Saved entries:
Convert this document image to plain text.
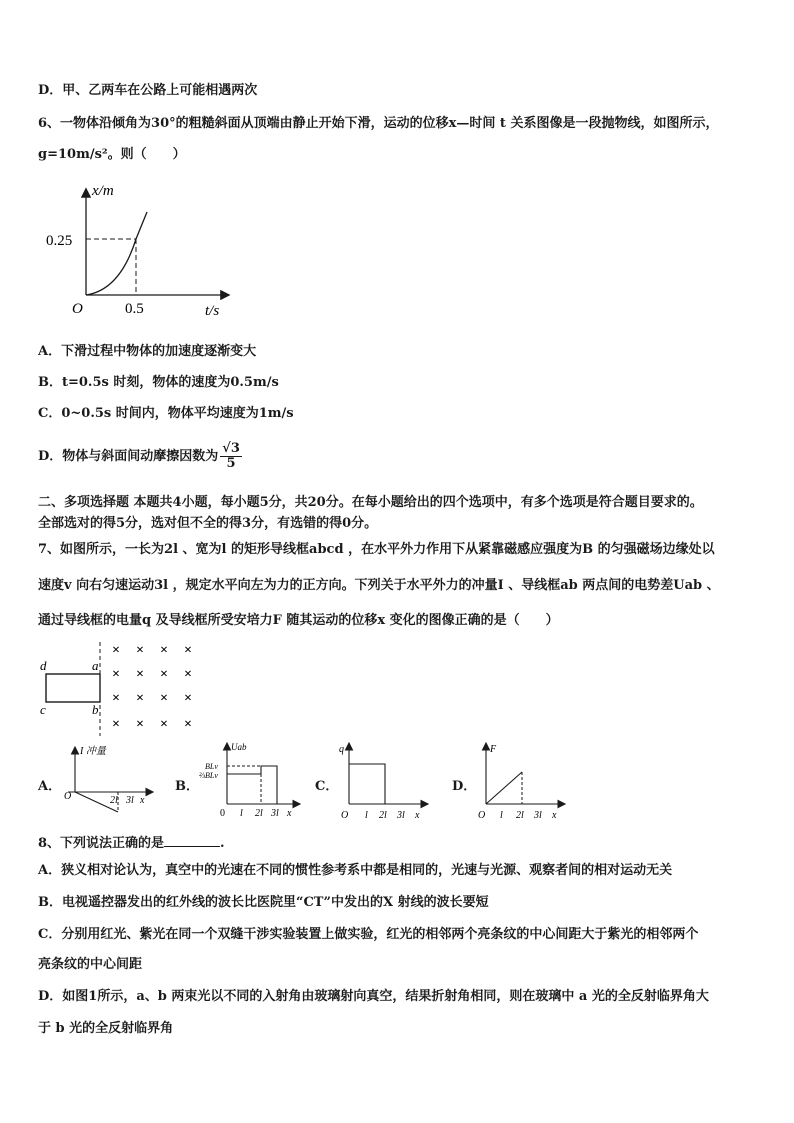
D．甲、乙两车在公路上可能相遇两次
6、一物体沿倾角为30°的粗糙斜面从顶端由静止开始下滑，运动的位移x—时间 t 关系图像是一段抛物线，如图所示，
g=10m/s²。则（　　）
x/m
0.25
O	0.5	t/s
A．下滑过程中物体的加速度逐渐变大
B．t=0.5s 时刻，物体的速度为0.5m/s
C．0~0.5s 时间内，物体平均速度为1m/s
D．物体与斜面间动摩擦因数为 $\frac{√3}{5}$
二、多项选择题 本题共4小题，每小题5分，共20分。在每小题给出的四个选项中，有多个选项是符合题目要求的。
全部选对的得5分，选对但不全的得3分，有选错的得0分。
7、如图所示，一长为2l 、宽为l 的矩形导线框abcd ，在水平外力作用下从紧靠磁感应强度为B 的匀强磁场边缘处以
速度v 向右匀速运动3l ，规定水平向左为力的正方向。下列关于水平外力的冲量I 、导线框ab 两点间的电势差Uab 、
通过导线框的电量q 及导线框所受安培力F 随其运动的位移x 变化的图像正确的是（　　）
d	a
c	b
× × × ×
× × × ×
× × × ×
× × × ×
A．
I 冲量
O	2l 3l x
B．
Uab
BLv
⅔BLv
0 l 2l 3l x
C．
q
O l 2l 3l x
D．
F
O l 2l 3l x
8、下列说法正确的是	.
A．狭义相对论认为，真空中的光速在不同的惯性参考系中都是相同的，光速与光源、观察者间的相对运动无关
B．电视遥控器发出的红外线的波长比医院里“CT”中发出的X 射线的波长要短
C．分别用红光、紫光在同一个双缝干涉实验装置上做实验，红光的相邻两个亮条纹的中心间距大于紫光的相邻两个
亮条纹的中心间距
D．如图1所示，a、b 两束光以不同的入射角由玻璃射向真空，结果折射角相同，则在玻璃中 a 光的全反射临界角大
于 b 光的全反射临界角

> [Given task] Transcribe all the records above word for word, without their images.

> [Result for this exercise]
Convert this document image to plain text.
D．甲、乙两车在公路上可能相遇两次
6、一物体沿倾角为30°的粗糙斜面从顶端由静止开始下滑，运动的位移x—时间 t 关系图像是一段抛物线，如图所示，
g=10m/s²。则（　　）
x/m
0.25
O	0.5	t/s
A．下滑过程中物体的加速度逐渐变大
B．t=0.5s 时刻，物体的速度为0.5m/s
C．0~0.5s 时间内，物体平均速度为1m/s
D．物体与斜面间动摩擦因数为 $\frac{√3}{5}$
二、多项选择题 本题共4小题，每小题5分，共20分。在每小题给出的四个选项中，有多个选项是符合题目要求的。
全部选对的得5分，选对但不全的得3分，有选错的得0分。
7、如图所示，一长为2l 、宽为l 的矩形导线框abcd ，在水平外力作用下从紧靠磁感应强度为B 的匀强磁场边缘处以
速度v 向右匀速运动3l ，规定水平向左为力的正方向。下列关于水平外力的冲量I 、导线框ab 两点间的电势差Uab 、
通过导线框的电量q 及导线框所受安培力F 随其运动的位移x 变化的图像正确的是（　　）
d	a
c	b
× × × ×
× × × ×
× × × ×
× × × ×
A．
I 冲量
O	2l 3l x
B．
Uab
BLv
⅔BLv
0 l 2l 3l x
C．
q
O l 2l 3l x
D．
F
O l 2l 3l x
8、下列说法正确的是	.
A．狭义相对论认为，真空中的光速在不同的惯性参考系中都是相同的，光速与光源、观察者间的相对运动无关
B．电视遥控器发出的红外线的波长比医院里“CT”中发出的X 射线的波长要短
C．分别用红光、紫光在同一个双缝干涉实验装置上做实验，红光的相邻两个亮条纹的中心间距大于紫光的相邻两个
亮条纹的中心间距
D．如图1所示，a、b 两束光以不同的入射角由玻璃射向真空，结果折射角相同，则在玻璃中 a 光的全反射临界角大
于 b 光的全反射临界角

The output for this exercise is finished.